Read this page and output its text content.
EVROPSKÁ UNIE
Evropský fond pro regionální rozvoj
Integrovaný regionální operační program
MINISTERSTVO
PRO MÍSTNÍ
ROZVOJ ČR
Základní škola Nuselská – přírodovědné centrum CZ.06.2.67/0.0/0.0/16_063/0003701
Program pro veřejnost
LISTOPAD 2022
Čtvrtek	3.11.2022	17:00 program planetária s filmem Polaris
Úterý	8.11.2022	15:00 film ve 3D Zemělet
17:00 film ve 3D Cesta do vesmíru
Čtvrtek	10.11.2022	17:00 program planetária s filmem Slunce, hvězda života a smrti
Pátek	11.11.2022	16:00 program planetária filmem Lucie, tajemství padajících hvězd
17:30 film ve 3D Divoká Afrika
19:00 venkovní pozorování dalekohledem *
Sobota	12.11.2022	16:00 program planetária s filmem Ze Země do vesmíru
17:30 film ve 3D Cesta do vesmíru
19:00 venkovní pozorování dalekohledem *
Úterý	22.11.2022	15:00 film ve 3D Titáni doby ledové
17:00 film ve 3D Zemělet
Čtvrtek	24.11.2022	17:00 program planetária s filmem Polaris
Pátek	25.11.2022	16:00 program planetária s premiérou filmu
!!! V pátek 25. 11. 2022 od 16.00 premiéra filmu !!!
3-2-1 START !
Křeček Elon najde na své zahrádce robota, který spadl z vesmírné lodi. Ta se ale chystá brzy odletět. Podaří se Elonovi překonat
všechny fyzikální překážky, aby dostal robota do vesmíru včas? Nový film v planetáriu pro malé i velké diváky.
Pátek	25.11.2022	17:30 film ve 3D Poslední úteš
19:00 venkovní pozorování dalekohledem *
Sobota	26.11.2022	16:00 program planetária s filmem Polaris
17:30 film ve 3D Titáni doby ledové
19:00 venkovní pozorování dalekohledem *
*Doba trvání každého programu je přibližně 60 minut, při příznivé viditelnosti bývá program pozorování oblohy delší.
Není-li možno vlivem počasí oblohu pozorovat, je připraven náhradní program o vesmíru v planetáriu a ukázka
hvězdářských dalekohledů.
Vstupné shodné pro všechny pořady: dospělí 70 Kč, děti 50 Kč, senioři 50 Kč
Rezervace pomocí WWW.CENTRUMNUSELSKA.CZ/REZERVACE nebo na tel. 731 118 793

WORK TO DO
Working from the listing above, pick out every line that has "planetária" and copy it.

CORRECT RESULT
Čtvrtek	3.11.2022	17:00 program planetária s filmem Polaris
Čtvrtek	10.11.2022	17:00 program planetária s filmem Slunce, hvězda života a smrti
Pátek	11.11.2022	16:00 program planetária filmem Lucie, tajemství padajících hvězd
Sobota	12.11.2022	16:00 program planetária s filmem Ze Země do vesmíru
Čtvrtek	24.11.2022	17:00 program planetária s filmem Polaris
Pátek	25.11.2022	16:00 program planetária s premiérou filmu
Sobota	26.11.2022	16:00 program planetária s filmem Polaris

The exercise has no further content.